── SUPPLIED RECORDS
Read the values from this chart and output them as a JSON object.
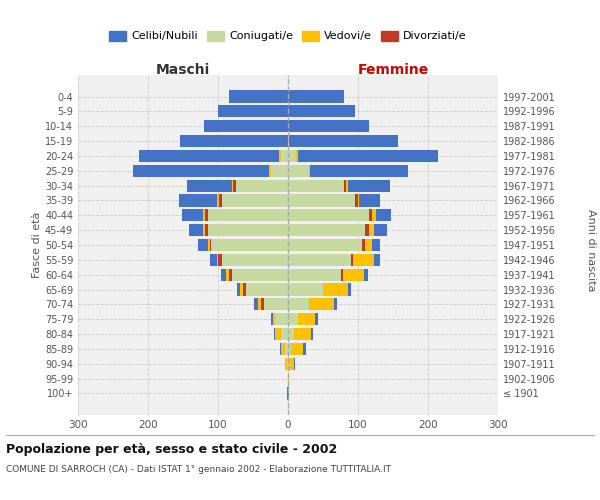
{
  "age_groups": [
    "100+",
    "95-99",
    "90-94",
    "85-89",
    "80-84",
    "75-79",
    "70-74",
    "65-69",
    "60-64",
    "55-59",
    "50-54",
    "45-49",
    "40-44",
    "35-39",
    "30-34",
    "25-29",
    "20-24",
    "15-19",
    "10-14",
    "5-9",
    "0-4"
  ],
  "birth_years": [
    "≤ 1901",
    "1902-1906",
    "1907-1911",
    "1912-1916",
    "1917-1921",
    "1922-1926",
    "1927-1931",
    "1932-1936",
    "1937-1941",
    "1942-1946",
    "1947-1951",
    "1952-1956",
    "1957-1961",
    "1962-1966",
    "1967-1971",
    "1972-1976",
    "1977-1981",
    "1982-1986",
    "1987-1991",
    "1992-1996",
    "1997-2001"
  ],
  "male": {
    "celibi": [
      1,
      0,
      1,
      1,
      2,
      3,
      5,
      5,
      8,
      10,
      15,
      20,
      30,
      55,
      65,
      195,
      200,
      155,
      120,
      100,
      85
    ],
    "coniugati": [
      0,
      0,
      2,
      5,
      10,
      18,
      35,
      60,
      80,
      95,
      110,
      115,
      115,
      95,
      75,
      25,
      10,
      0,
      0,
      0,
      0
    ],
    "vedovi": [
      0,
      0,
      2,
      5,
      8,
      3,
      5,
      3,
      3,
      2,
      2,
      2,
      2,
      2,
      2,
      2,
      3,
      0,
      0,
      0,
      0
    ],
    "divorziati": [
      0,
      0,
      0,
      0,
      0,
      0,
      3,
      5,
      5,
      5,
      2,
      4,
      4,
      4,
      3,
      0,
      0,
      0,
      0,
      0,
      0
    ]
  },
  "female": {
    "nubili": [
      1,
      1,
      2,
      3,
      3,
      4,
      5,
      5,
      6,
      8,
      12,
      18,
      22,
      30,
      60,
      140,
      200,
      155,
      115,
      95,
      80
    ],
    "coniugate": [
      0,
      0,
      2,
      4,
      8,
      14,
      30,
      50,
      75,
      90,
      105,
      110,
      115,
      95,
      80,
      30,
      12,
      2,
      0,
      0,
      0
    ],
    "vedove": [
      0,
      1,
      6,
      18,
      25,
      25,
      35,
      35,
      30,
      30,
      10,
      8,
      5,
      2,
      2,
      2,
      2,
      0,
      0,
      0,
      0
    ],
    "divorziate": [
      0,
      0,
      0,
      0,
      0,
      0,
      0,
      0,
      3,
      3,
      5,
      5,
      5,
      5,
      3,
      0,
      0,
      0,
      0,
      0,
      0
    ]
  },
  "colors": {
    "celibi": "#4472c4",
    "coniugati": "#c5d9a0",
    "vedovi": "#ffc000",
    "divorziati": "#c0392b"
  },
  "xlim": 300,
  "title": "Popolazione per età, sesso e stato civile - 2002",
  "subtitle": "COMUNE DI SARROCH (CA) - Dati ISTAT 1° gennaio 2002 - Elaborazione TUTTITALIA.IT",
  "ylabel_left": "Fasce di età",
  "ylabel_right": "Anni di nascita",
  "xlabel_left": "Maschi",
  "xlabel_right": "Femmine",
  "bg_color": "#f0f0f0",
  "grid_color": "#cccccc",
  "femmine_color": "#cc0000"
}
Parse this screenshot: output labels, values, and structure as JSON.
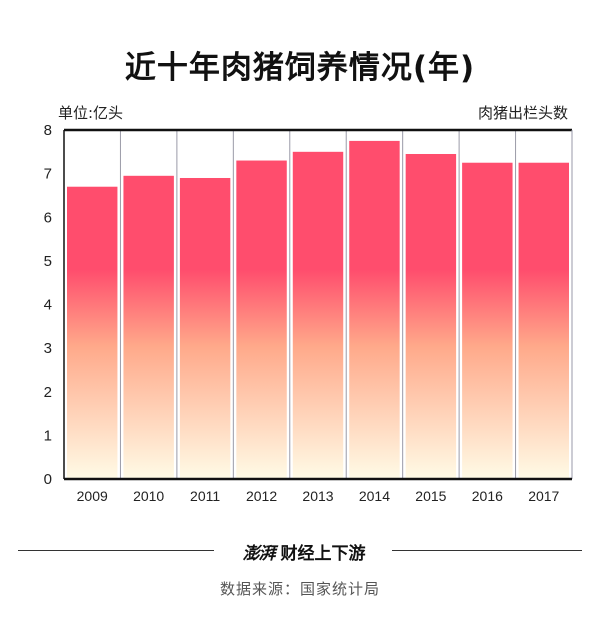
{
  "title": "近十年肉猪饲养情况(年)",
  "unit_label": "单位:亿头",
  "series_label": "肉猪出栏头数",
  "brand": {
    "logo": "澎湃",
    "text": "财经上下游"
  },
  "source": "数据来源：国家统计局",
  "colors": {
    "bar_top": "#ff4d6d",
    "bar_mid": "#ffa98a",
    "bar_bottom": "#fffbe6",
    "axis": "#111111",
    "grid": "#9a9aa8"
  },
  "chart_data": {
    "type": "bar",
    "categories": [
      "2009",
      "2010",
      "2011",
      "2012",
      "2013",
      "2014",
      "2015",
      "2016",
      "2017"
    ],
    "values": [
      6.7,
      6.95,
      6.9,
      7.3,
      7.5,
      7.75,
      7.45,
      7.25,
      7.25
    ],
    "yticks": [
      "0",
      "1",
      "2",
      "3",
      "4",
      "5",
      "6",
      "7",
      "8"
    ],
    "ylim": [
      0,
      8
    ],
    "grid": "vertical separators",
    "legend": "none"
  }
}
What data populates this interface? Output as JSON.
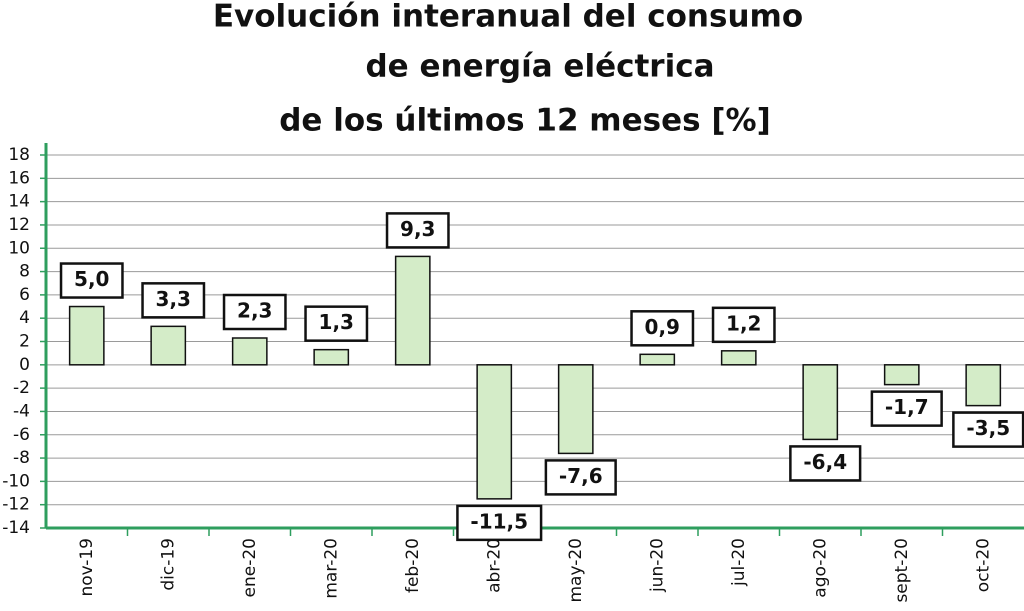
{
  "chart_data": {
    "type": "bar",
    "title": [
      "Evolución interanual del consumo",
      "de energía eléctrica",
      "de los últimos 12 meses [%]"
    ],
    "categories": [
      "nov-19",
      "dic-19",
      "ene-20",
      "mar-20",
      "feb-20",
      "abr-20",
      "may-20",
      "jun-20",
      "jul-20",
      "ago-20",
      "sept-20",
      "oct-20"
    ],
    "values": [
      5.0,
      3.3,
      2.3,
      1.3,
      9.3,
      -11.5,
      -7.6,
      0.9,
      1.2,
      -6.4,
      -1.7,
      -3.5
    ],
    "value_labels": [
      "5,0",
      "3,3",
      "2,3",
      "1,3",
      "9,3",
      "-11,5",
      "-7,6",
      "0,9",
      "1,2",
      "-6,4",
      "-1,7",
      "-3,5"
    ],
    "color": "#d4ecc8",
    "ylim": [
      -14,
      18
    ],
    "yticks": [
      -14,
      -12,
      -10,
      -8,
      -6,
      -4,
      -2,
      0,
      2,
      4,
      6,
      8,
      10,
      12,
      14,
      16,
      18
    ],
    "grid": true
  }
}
────
── SUPPLIED RECORDS
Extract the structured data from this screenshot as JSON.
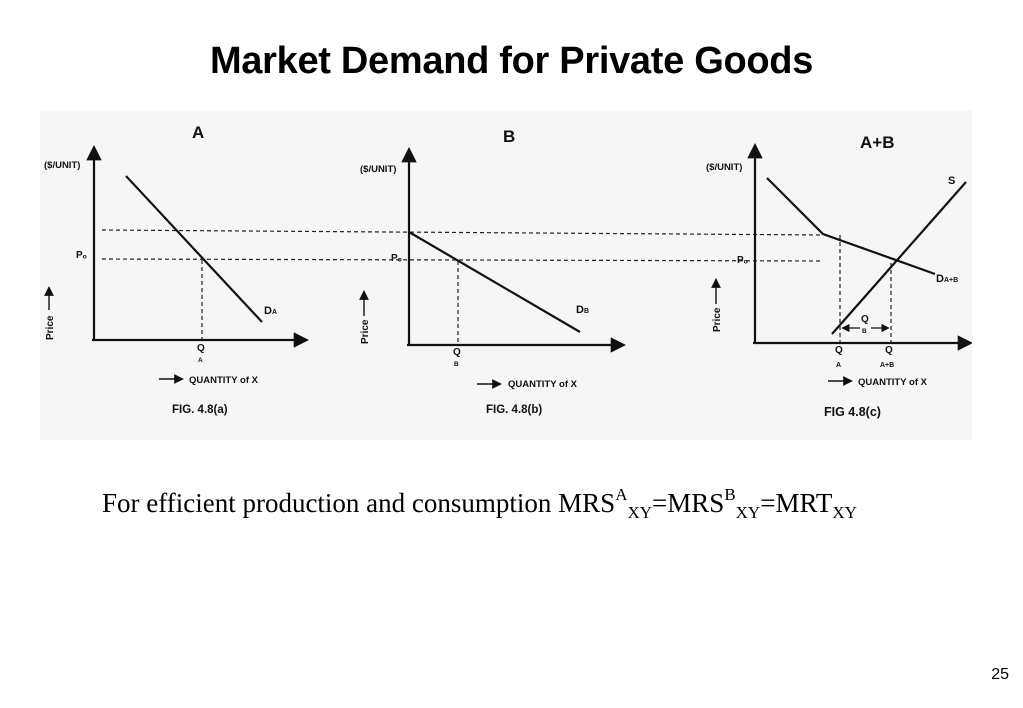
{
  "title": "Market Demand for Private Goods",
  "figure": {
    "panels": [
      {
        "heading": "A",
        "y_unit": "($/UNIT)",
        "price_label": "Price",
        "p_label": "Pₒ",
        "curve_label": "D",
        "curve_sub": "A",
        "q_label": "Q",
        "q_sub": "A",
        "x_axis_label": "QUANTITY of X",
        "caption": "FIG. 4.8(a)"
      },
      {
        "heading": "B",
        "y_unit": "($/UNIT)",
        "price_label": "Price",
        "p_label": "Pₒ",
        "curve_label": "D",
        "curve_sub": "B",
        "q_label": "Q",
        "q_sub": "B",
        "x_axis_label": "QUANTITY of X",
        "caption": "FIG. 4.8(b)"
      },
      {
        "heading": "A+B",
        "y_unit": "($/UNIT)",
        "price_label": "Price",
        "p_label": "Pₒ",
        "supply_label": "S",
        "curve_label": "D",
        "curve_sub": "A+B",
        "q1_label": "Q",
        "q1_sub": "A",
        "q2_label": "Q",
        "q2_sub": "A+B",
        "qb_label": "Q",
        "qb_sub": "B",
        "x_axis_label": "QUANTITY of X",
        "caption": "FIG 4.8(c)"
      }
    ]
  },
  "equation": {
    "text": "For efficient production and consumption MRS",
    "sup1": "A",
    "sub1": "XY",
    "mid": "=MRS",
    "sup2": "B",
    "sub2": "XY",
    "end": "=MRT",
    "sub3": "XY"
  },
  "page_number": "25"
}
────
→ TASK DESCRIPTION
Pull every line containing the word "from" out of the material.

→ ANSWER TO THE TASK
Read the values from this chart and output them as a JSON object.
Extract the structured data from this screenshot as JSON.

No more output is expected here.